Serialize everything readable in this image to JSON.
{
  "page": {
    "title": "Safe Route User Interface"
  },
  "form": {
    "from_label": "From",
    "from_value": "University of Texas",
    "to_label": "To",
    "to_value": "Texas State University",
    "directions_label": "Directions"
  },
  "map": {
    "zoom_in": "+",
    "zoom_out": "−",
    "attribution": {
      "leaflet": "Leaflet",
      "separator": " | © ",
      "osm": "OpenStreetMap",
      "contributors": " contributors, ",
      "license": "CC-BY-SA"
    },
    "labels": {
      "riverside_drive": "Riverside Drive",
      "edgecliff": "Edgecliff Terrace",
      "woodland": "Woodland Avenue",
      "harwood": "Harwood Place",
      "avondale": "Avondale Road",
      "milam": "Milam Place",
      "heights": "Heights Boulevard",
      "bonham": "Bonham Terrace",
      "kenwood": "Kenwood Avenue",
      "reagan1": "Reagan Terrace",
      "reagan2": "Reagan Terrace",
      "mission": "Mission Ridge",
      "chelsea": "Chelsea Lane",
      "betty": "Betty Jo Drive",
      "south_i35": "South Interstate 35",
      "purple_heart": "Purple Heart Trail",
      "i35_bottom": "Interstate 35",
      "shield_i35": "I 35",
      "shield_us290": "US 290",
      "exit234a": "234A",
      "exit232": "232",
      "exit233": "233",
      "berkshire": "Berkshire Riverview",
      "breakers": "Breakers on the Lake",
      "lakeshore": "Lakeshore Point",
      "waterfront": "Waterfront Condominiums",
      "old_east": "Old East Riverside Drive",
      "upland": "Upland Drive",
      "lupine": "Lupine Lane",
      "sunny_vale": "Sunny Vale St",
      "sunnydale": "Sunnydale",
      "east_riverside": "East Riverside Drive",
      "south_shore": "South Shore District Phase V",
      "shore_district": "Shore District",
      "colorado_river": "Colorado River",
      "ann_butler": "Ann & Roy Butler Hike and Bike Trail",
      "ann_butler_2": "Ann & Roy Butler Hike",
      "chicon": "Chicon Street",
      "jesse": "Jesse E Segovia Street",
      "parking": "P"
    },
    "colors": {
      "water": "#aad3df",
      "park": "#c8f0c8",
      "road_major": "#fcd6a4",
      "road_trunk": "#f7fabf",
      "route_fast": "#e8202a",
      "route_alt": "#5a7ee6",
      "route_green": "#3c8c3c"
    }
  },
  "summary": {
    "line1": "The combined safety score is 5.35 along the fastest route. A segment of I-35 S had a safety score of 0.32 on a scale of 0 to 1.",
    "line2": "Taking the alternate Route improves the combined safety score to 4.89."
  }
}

### What you are asked to do
Write the data back out verbatim.

### Response below
Serialize everything readable in this image to JSON.
{
  "page": {
    "title": "Safe Route User Interface"
  },
  "form": {
    "from_label": "From",
    "from_value": "University of Texas",
    "to_label": "To",
    "to_value": "Texas State University",
    "directions_label": "Directions"
  },
  "map": {
    "zoom_in": "+",
    "zoom_out": "−",
    "attribution": {
      "leaflet": "Leaflet",
      "separator": " | © ",
      "osm": "OpenStreetMap",
      "contributors": " contributors, ",
      "license": "CC-BY-SA"
    },
    "labels": {
      "riverside_drive": "Riverside Drive",
      "edgecliff": "Edgecliff Terrace",
      "woodland": "Woodland Avenue",
      "harwood": "Harwood Place",
      "avondale": "Avondale Road",
      "milam": "Milam Place",
      "heights": "Heights Boulevard",
      "bonham": "Bonham Terrace",
      "kenwood": "Kenwood Avenue",
      "reagan1": "Reagan Terrace",
      "reagan2": "Reagan Terrace",
      "mission": "Mission Ridge",
      "chelsea": "Chelsea Lane",
      "betty": "Betty Jo Drive",
      "south_i35": "South Interstate 35",
      "purple_heart": "Purple Heart Trail",
      "i35_bottom": "Interstate 35",
      "shield_i35": "I 35",
      "shield_us290": "US 290",
      "exit234a": "234A",
      "exit232": "232",
      "exit233": "233",
      "berkshire": "Berkshire Riverview",
      "breakers": "Breakers on the Lake",
      "lakeshore": "Lakeshore Point",
      "waterfront": "Waterfront Condominiums",
      "old_east": "Old East Riverside Drive",
      "upland": "Upland Drive",
      "lupine": "Lupine Lane",
      "sunny_vale": "Sunny Vale St",
      "sunnydale": "Sunnydale",
      "east_riverside": "East Riverside Drive",
      "south_shore": "South Shore District Phase V",
      "shore_district": "Shore District",
      "colorado_river": "Colorado River",
      "ann_butler": "Ann & Roy Butler Hike and Bike Trail",
      "ann_butler_2": "Ann & Roy Butler Hike",
      "chicon": "Chicon Street",
      "jesse": "Jesse E Segovia Street",
      "parking": "P"
    },
    "colors": {
      "water": "#aad3df",
      "park": "#c8f0c8",
      "road_major": "#fcd6a4",
      "road_trunk": "#f7fabf",
      "route_fast": "#e8202a",
      "route_alt": "#5a7ee6",
      "route_green": "#3c8c3c"
    }
  },
  "summary": {
    "line1": "The combined safety score is 5.35 along the fastest route. A segment of I-35 S had a safety score of 0.32 on a scale of 0 to 1.",
    "line2": "Taking the alternate Route improves the combined safety score to 4.89."
  }
}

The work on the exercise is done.